-- Requirements --
Report how many lines below contain the word "doesn". Give only the number.

○ ○ ○ ○ ○ ○ ○

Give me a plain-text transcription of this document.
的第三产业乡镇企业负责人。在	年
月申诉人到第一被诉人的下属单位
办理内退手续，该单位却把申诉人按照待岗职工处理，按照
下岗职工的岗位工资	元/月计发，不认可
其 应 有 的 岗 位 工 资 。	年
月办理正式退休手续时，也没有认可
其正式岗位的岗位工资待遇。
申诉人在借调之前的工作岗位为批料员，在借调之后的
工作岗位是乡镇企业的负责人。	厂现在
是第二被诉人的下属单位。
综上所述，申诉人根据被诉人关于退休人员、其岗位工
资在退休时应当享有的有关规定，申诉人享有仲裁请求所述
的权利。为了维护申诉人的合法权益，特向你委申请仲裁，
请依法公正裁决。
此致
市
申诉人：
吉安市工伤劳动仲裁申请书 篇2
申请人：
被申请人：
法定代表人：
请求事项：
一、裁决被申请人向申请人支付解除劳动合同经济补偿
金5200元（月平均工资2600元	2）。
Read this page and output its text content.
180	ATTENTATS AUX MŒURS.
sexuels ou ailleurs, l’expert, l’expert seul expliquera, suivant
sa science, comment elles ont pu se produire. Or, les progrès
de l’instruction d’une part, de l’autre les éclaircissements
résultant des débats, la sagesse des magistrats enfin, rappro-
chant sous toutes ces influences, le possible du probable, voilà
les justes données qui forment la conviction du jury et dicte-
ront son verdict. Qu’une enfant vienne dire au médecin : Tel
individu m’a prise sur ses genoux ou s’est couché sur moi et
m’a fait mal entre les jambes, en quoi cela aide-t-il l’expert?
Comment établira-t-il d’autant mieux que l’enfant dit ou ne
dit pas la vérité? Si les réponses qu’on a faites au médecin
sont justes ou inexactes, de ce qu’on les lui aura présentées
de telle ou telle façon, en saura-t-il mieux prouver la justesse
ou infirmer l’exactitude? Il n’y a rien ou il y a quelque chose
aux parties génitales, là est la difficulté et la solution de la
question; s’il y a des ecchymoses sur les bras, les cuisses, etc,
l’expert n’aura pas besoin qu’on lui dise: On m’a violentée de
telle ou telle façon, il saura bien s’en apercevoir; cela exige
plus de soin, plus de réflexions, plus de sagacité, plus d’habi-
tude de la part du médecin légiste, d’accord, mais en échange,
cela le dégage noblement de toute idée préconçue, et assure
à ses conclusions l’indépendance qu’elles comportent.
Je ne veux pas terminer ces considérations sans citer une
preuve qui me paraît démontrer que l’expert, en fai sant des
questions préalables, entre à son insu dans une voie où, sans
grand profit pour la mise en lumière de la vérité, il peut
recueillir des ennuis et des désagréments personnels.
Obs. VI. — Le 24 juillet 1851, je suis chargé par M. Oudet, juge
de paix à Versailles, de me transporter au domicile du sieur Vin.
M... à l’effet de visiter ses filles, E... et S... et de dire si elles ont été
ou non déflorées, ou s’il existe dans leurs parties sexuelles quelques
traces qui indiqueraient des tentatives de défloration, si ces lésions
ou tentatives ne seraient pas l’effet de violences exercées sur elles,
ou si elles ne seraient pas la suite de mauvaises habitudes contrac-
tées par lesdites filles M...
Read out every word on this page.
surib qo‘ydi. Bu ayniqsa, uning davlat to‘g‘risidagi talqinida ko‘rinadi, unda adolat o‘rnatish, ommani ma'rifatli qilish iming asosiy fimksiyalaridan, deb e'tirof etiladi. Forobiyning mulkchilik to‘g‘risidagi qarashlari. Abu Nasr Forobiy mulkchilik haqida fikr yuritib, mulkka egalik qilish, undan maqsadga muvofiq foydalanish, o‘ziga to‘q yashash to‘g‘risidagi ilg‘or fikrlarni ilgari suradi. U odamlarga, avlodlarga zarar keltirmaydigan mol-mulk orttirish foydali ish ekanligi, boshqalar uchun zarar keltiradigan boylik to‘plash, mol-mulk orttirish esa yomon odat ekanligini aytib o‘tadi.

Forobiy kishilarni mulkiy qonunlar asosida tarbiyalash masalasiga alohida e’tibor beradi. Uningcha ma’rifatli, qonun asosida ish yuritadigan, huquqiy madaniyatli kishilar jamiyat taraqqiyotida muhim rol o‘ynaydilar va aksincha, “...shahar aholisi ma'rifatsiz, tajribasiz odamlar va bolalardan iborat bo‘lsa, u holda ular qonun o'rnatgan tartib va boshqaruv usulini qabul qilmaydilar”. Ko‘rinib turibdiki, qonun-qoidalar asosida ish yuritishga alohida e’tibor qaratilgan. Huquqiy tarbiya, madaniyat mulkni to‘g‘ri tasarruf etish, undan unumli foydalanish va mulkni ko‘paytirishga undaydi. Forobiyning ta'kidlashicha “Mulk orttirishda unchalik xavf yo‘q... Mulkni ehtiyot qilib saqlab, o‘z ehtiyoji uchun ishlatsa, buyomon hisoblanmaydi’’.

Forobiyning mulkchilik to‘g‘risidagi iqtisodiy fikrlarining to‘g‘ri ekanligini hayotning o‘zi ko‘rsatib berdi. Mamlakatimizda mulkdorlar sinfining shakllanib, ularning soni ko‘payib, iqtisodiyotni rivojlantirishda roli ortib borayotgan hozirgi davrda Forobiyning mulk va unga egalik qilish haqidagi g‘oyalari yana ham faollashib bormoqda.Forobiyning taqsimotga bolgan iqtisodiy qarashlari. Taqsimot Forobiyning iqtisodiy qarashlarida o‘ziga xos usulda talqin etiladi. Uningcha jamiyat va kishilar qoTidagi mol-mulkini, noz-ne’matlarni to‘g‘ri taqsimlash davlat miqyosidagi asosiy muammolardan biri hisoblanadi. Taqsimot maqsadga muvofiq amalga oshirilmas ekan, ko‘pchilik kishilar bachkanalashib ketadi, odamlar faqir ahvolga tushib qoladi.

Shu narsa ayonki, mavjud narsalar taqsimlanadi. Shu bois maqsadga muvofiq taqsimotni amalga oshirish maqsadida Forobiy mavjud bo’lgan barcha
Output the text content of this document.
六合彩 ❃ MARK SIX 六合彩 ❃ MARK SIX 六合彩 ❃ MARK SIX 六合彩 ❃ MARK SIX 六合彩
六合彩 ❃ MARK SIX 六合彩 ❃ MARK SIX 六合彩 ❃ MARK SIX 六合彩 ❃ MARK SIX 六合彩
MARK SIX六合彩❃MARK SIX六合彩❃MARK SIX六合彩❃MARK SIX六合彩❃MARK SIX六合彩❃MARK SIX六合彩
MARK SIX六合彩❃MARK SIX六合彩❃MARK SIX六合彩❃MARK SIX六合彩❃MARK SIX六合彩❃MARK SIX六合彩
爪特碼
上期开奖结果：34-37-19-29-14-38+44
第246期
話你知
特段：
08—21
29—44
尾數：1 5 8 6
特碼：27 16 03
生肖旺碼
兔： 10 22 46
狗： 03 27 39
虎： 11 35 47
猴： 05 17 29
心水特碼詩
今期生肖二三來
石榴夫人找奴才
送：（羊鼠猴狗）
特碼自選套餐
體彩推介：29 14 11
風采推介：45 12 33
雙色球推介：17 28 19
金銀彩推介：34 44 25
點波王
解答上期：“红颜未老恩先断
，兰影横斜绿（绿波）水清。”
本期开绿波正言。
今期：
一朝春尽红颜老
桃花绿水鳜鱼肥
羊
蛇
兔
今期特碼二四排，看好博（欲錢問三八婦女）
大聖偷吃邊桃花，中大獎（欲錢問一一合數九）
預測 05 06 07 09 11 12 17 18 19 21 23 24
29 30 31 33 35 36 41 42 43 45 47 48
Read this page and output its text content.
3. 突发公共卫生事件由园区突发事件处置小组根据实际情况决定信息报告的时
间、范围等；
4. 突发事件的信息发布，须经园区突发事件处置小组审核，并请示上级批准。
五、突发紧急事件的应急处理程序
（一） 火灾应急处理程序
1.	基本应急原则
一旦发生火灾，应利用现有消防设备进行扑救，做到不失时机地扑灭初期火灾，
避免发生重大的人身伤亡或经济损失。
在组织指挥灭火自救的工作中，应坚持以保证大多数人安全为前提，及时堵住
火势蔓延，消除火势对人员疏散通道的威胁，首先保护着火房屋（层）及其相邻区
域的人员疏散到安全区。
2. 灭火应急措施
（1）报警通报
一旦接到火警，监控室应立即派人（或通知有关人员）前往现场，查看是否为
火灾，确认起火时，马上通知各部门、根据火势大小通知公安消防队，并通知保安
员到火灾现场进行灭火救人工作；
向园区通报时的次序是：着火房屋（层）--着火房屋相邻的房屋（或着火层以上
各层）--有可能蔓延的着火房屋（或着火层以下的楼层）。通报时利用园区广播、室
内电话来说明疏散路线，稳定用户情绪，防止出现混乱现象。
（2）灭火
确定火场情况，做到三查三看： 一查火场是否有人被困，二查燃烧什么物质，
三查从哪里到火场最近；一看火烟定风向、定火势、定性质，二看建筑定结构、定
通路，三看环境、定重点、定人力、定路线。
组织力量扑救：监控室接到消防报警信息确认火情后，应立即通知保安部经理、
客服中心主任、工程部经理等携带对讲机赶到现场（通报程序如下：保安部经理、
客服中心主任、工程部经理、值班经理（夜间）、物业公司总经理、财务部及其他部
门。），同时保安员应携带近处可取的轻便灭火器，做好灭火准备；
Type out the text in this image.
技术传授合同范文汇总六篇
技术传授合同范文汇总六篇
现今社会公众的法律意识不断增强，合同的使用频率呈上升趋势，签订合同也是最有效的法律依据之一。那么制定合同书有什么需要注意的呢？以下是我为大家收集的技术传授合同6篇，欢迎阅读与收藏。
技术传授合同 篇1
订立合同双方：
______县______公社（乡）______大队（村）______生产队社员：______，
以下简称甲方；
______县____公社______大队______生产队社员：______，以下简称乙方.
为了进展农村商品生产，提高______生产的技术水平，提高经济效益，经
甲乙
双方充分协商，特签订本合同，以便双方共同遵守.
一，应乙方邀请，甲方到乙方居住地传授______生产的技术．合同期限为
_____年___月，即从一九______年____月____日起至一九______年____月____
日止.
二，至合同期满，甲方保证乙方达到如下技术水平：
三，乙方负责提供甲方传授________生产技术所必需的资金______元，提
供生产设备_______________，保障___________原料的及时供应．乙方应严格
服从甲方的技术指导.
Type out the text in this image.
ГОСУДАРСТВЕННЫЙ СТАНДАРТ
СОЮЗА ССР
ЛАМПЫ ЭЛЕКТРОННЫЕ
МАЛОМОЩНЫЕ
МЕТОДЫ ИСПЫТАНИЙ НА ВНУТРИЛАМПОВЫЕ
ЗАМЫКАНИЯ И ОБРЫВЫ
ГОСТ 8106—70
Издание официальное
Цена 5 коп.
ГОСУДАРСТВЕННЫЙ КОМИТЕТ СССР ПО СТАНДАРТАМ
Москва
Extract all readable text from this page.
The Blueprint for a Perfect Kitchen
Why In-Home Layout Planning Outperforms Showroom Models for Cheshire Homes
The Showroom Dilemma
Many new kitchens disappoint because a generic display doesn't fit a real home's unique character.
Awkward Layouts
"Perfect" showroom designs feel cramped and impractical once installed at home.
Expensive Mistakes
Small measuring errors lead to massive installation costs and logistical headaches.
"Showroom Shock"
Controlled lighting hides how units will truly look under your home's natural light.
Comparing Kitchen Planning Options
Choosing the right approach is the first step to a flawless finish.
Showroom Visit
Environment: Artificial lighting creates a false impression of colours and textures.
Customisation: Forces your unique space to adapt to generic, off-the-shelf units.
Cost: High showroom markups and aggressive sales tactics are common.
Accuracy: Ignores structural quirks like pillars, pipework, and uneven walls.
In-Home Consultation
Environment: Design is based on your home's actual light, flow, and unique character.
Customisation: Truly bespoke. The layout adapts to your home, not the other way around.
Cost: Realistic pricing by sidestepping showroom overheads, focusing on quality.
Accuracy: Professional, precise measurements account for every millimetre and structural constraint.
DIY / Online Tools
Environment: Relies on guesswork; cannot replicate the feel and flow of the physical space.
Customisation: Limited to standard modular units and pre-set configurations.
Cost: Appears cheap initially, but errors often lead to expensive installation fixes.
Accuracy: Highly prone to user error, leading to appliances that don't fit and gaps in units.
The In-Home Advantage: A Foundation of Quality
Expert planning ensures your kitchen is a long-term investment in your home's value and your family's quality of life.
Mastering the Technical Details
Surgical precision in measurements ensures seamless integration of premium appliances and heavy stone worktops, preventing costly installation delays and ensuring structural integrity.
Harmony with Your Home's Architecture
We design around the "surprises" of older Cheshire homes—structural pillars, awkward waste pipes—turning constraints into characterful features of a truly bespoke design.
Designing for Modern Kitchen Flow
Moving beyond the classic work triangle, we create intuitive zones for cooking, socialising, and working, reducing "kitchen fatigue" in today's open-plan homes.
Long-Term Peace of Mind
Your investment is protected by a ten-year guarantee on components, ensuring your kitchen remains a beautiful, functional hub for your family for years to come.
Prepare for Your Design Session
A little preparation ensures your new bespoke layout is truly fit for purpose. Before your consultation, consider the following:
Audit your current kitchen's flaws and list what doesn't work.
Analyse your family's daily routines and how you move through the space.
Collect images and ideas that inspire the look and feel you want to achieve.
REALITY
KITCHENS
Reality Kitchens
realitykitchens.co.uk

○ ○ ○ ○ ○ ○ ○

-- Expected output --
2